● **Reading text**:
^^^^^^^^
A Feud There Was is a 1938 Warner Bros. Merrie Melodies cartoon directed by Tex Avery. The short was released on September 24, 1938 and features the fourth appearance of an early version of Elmer Fudd.

Plot
The short begins with an establishing shot of a family of hillbillies, the Weavers, whose members are all lazy to the point of absurdity. The only thing that awakens the Weavers from their perpetual sloth is the opportunity to feud with their neighbors, the McCoys. After a musical number (then a staple of Merrie Melodies shorts) accompanied by a radio commercial (ostensibly over KFWB; the ad is read by Gil Warren, who was an actual KFWB announcer), the two families begin feuding, firing at each other with various semi-automatic weapons.  At one point, a McCoy asks if there are any Weavers in the movie audience. One man, shown as a silhouette against the screen, answers in the affirmative and fires a shot at the McCoy.
^^^^^^^^
● **Brief 1**: According to the cartoon text, on what date was the short released?
● **Brief 2**: Rewrite the cartoon text from the words "A Feud There" through "of Elmer Fudd.", renaming "Tex Avery" as "Frank Tashlin".

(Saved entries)
^^^^^^^^
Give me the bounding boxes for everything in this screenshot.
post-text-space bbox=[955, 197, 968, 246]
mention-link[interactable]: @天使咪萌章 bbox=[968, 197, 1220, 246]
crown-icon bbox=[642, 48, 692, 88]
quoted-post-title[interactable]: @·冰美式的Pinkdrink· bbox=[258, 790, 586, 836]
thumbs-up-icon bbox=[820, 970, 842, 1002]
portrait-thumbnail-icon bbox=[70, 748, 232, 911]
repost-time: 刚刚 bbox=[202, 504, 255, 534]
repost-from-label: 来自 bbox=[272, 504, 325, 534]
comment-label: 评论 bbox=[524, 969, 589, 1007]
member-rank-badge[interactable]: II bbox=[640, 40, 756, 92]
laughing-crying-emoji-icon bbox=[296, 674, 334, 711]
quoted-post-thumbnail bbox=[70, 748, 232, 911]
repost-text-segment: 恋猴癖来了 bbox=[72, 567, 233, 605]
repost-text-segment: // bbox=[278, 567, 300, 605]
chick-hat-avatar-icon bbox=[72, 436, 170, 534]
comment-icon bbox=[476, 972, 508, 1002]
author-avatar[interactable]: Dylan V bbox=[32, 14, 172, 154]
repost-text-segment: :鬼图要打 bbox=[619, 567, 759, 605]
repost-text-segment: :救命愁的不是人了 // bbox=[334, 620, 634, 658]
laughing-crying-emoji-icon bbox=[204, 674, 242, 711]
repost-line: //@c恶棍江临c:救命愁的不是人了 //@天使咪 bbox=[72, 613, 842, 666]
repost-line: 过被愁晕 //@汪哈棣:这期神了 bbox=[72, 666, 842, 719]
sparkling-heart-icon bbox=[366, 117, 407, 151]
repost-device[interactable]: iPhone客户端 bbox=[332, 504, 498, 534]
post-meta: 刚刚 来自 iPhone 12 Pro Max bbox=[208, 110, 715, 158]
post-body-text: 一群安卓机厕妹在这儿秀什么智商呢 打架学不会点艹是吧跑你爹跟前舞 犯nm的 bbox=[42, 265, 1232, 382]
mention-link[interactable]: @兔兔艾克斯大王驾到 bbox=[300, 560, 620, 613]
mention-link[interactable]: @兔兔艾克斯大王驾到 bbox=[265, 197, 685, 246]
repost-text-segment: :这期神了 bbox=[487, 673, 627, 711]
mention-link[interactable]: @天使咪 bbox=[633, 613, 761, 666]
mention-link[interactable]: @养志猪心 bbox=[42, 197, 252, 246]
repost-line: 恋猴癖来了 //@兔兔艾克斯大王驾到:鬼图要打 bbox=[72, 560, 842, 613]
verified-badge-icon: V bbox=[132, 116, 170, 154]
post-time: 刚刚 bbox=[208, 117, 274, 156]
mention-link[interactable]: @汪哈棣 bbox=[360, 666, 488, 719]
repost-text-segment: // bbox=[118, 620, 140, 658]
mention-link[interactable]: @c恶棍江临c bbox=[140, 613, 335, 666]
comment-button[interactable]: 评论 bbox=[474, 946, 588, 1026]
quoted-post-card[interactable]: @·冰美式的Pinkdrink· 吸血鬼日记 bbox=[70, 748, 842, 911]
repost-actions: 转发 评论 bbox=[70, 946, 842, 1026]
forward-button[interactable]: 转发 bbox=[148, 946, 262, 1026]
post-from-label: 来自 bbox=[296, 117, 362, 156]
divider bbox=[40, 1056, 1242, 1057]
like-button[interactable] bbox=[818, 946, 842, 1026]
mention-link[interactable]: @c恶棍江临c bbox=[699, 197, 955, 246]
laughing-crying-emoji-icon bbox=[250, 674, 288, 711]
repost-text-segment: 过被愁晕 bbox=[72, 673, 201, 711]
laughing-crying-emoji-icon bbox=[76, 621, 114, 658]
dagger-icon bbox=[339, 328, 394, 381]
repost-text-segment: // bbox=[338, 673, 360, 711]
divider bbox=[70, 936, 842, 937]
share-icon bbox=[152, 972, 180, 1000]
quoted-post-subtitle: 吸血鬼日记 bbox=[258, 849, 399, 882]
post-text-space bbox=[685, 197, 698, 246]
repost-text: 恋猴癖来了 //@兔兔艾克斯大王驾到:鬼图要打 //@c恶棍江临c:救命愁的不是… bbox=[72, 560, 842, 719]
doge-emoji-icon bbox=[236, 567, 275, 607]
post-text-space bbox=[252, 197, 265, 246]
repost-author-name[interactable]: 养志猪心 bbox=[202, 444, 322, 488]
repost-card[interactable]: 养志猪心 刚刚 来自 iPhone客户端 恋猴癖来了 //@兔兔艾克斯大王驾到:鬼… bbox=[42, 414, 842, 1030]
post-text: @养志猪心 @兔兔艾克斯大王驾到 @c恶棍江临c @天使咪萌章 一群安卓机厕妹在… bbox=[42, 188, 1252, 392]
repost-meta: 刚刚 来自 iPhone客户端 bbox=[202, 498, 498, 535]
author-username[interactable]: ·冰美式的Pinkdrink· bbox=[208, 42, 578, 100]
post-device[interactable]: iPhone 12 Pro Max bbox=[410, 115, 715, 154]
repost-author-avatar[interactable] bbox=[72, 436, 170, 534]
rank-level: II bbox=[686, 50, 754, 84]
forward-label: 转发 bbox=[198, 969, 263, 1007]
^^^^^^^^
● **Result 1**: September 24, 1938

● **Result 2**:
A Feud There Was is a 1938 Warner Bros. Merrie Melodies cartoon directed by Frank Tashlin. The short was released on September 24, 1938 and features the fourth appearance of an early version of Elmer Fudd.